Reproduce all lines of the listing below in which the word "chevron" occurs.

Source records
────────

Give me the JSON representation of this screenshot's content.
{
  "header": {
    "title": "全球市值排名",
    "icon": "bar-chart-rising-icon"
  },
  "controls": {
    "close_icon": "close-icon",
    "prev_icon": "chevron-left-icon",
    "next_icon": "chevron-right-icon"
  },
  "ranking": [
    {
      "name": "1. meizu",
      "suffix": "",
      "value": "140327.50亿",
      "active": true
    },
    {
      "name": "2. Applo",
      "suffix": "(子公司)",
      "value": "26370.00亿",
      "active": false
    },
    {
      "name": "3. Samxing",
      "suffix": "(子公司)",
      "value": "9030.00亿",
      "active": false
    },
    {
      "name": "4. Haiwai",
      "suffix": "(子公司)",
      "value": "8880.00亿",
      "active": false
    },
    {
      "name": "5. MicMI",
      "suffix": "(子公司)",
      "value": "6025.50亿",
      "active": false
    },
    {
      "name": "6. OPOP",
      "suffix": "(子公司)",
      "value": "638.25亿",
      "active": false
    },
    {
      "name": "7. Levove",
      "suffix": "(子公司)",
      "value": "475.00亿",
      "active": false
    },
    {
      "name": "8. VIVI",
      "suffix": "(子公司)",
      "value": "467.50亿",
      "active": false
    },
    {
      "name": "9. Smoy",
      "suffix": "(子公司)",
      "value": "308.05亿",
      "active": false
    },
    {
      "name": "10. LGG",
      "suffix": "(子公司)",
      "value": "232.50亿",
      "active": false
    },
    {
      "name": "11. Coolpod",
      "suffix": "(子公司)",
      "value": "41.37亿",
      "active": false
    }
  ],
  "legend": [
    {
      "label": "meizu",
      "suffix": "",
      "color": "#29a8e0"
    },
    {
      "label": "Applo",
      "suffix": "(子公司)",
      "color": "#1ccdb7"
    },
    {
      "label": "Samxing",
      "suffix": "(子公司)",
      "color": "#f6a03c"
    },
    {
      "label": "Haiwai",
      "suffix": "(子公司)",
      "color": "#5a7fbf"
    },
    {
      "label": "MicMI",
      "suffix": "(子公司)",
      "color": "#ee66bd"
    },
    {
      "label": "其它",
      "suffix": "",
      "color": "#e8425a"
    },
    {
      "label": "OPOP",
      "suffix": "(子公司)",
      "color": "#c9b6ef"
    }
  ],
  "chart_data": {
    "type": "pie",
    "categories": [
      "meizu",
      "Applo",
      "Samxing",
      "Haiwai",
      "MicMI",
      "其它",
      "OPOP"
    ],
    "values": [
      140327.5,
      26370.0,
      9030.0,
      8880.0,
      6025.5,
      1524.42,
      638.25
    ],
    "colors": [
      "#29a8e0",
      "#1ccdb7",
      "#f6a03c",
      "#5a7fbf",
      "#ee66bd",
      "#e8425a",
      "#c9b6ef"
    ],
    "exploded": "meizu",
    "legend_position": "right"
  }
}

────────

* [OUTPUT OF THE EXERCISE]
    "prev_icon": "chevron-left-icon",
    "next_icon": "chevron-right-icon"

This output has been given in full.